Data entries for graphics:
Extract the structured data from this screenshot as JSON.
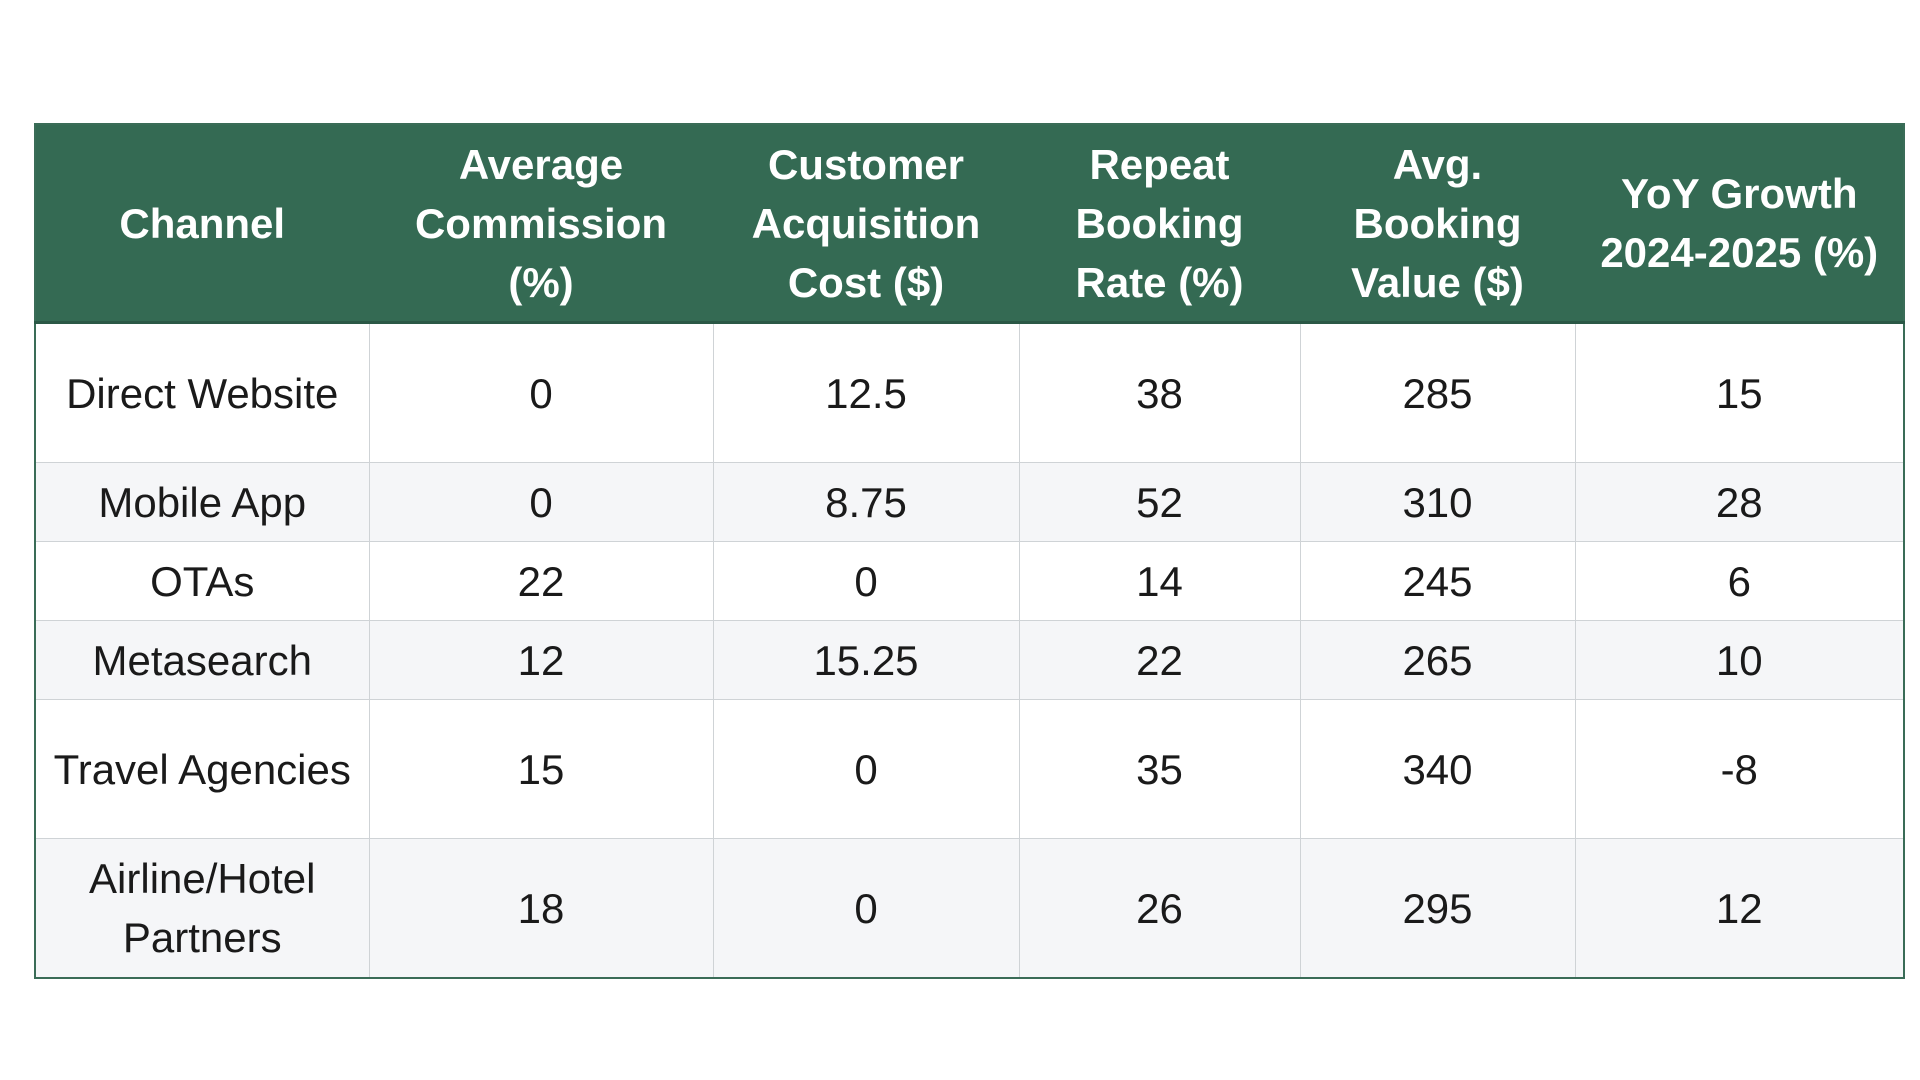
{
  "chart_data": {
    "type": "table",
    "columns": [
      "Channel",
      "Average Commission (%)",
      "Customer Acquisition Cost ($)",
      "Repeat Booking Rate (%)",
      "Avg. Booking Value ($)",
      "YoY Growth 2024-2025 (%)"
    ],
    "rows": [
      [
        "Direct Website",
        "0",
        "12.5",
        "38",
        "285",
        "15"
      ],
      [
        "Mobile App",
        "0",
        "8.75",
        "52",
        "310",
        "28"
      ],
      [
        "OTAs",
        "22",
        "0",
        "14",
        "245",
        "6"
      ],
      [
        "Metasearch",
        "12",
        "15.25",
        "22",
        "265",
        "10"
      ],
      [
        "Travel Agencies",
        "15",
        "0",
        "35",
        "340",
        "-8"
      ],
      [
        "Airline/Hotel Partners",
        "18",
        "0",
        "26",
        "295",
        "12"
      ]
    ],
    "colors": {
      "header_background": "#346a53",
      "header_text": "#ffffff",
      "row_alt_background": "#f5f6f8"
    }
  }
}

* [OBJECTIVE]
Report all lines of the material that contain the word "Booking".

* [EXERCISE OUTPUT]
      "Repeat Booking Rate (%)",
      "Avg. Booking Value ($)",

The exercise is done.